GIVEN REQUEST:
Below are some entries. Copy each line that holds the string "this".

(Data excerpts)
▶

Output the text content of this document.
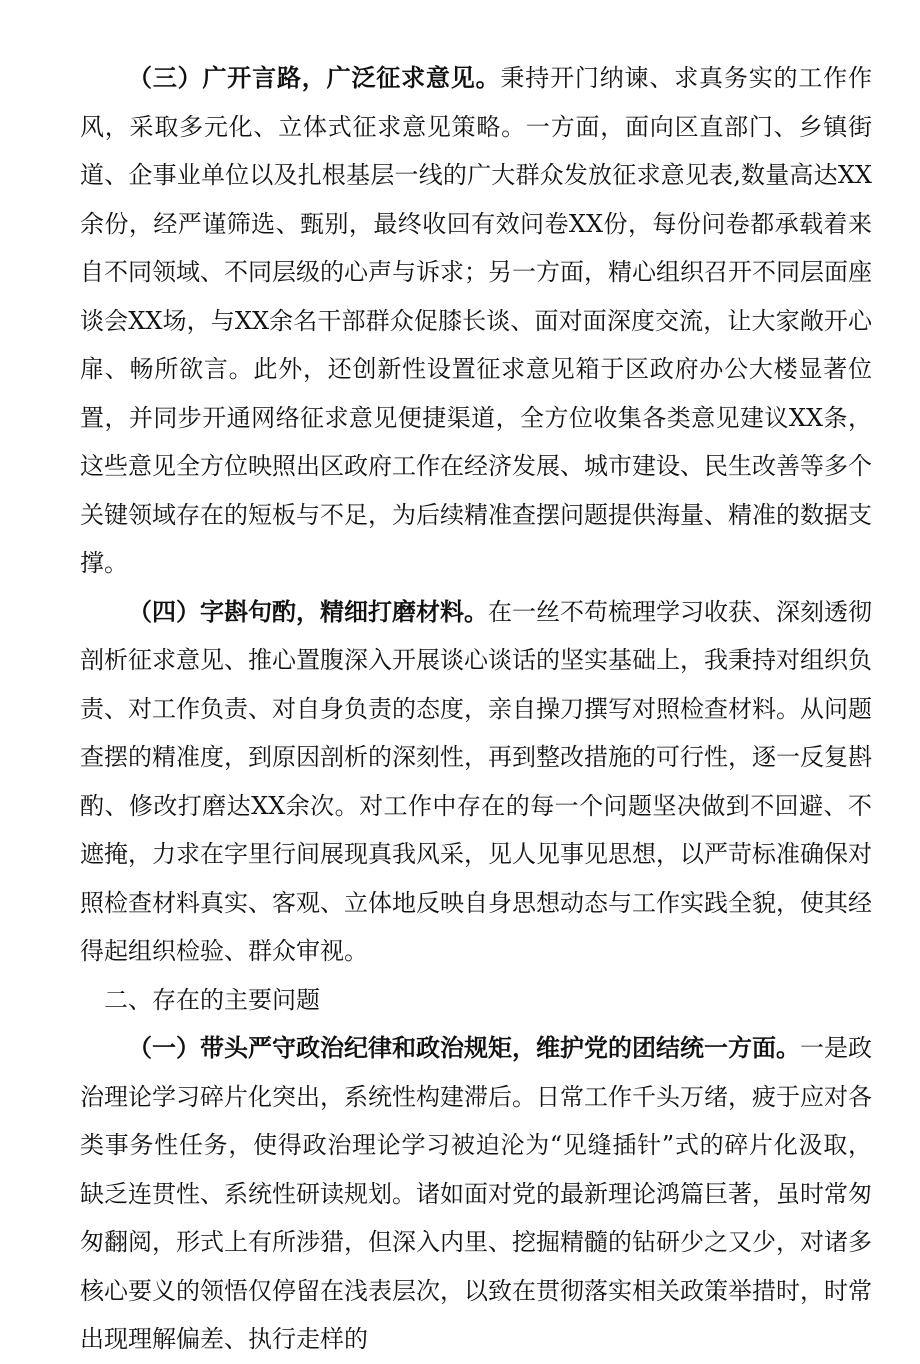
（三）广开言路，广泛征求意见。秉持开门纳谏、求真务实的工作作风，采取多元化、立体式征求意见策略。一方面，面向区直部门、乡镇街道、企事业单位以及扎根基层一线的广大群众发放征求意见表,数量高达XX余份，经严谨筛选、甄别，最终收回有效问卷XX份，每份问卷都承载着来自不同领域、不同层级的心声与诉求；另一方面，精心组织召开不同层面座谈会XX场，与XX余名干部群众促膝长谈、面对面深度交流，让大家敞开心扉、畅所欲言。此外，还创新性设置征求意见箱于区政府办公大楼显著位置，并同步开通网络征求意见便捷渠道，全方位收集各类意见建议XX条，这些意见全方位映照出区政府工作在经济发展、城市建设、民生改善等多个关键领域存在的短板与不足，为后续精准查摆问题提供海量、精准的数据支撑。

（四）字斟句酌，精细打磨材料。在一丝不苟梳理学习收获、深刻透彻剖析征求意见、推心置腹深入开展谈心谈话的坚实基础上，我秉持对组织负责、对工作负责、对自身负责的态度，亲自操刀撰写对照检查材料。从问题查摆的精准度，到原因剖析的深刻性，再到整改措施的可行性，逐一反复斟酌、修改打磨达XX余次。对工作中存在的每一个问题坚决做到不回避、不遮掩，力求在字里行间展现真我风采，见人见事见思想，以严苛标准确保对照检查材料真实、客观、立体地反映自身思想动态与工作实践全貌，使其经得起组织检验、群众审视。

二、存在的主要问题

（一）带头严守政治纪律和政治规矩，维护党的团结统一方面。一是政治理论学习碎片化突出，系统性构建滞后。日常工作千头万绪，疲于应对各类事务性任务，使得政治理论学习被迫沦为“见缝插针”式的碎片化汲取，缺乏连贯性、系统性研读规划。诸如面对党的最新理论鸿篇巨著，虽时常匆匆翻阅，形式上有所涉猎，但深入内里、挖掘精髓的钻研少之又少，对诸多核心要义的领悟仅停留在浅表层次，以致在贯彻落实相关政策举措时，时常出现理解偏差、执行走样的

◀
▶

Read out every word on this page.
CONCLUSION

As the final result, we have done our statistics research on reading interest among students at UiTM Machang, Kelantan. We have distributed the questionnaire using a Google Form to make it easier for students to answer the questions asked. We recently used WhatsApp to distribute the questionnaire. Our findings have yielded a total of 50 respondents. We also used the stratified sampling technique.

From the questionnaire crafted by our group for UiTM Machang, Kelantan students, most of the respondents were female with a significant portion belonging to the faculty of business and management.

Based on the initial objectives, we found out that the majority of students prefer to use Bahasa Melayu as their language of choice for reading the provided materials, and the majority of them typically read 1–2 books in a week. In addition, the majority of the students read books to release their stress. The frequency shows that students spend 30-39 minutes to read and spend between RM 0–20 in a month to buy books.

◀
▶

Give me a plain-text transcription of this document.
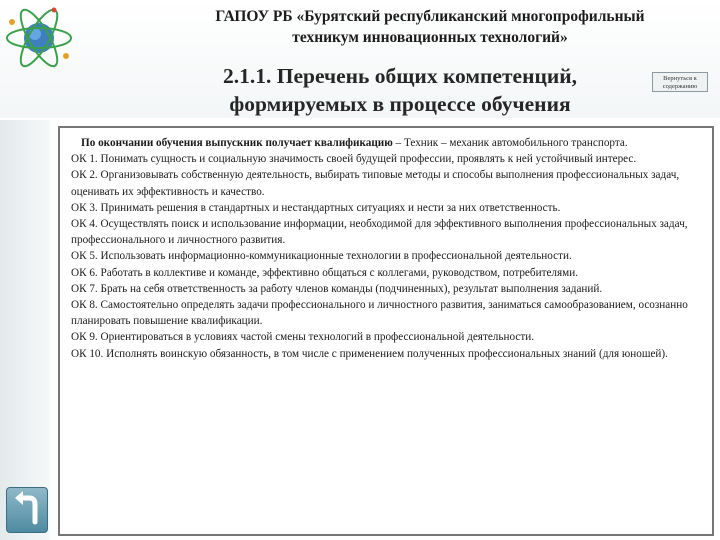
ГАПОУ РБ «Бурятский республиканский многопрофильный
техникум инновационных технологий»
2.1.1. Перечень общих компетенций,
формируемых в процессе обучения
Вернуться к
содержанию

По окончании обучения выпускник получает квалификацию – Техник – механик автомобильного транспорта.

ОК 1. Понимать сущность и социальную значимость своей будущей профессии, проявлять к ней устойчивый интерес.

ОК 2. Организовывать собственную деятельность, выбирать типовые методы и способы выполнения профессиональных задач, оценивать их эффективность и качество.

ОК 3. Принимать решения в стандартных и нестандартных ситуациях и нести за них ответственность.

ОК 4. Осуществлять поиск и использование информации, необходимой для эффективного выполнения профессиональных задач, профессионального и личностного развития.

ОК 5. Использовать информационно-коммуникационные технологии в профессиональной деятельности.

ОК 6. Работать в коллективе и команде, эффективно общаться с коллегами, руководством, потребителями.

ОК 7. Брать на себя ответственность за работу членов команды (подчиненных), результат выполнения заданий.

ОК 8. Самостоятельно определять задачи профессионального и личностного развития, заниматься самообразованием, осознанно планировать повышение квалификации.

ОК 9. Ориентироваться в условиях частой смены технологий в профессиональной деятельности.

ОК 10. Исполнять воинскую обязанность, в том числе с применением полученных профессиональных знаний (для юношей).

◀

TASK OUTPUT:
Output the text content of this document.
Read out every word on this page.
Give me a plain-text transcription of this document.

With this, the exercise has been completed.